What the task requires — Each entry must be given again exactly; images do not belong in the copy.
_ _ _ _
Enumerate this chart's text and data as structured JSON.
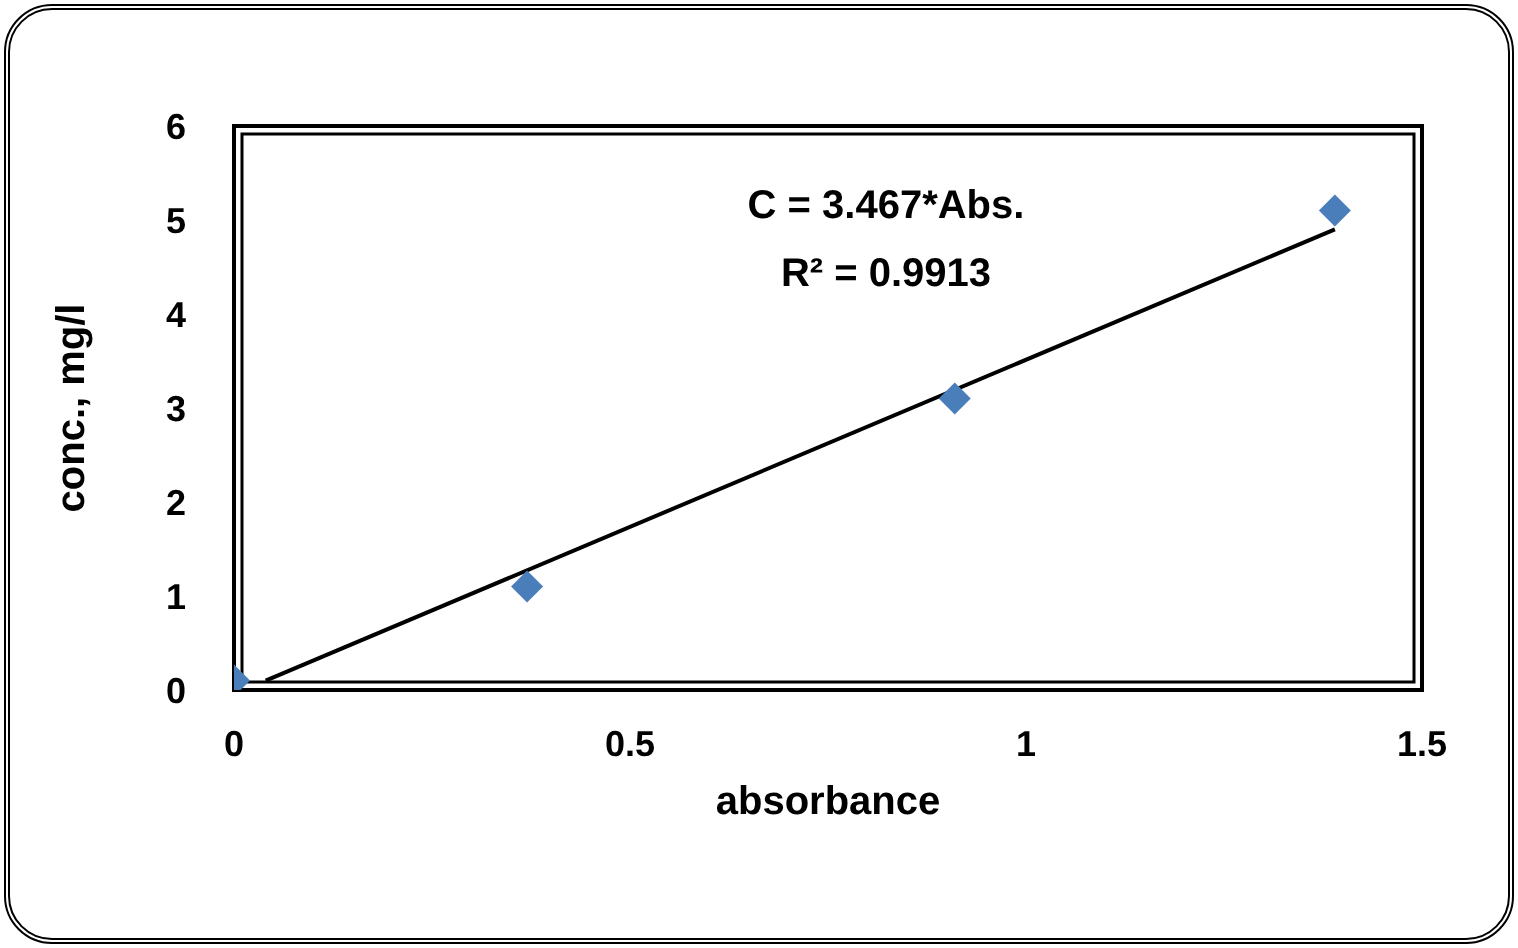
{
  "chart_data": {
    "type": "scatter",
    "xlabel": "absorbance",
    "ylabel": "conc., mg/l",
    "xlim": [
      0,
      1.5
    ],
    "xticks": [
      0,
      0.5,
      1,
      1.5
    ],
    "ylim": [
      0,
      6
    ],
    "yticks": [
      0,
      1,
      2,
      3,
      4,
      5,
      6
    ],
    "grid": false,
    "legend": false,
    "marker": "diamond",
    "annotations": [
      "C = 3.467*Abs.",
      "R² = 0.9913"
    ],
    "series": [
      {
        "type": "scatter",
        "color": "#4a7ebb",
        "x": [
          0,
          0.37,
          0.91,
          1.39
        ],
        "values": [
          0.1,
          1.1,
          3.1,
          5.1
        ]
      },
      {
        "type": "line",
        "color": "#000000",
        "marker": "none",
        "x": [
          0.04,
          1.39
        ],
        "values": [
          0.1,
          4.9
        ]
      }
    ]
  }
}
_ _ _ _
Right answer —
Enumerate this chart's text and data as structured JSON.
{
  "chart_data": {
    "type": "scatter",
    "xlabel": "absorbance",
    "ylabel": "conc., mg/l",
    "xlim": [
      0,
      1.5
    ],
    "xticks": [
      0,
      0.5,
      1,
      1.5
    ],
    "ylim": [
      0,
      6
    ],
    "yticks": [
      0,
      1,
      2,
      3,
      4,
      5,
      6
    ],
    "grid": false,
    "legend": false,
    "marker": "diamond",
    "annotations": [
      "C = 3.467*Abs.",
      "R² = 0.9913"
    ],
    "series": [
      {
        "type": "scatter",
        "color": "#4a7ebb",
        "x": [
          0,
          0.37,
          0.91,
          1.39
        ],
        "values": [
          0.1,
          1.1,
          3.1,
          5.1
        ]
      },
      {
        "type": "line",
        "color": "#000000",
        "marker": "none",
        "x": [
          0.04,
          1.39
        ],
        "values": [
          0.1,
          4.9
        ]
      }
    ]
  }
}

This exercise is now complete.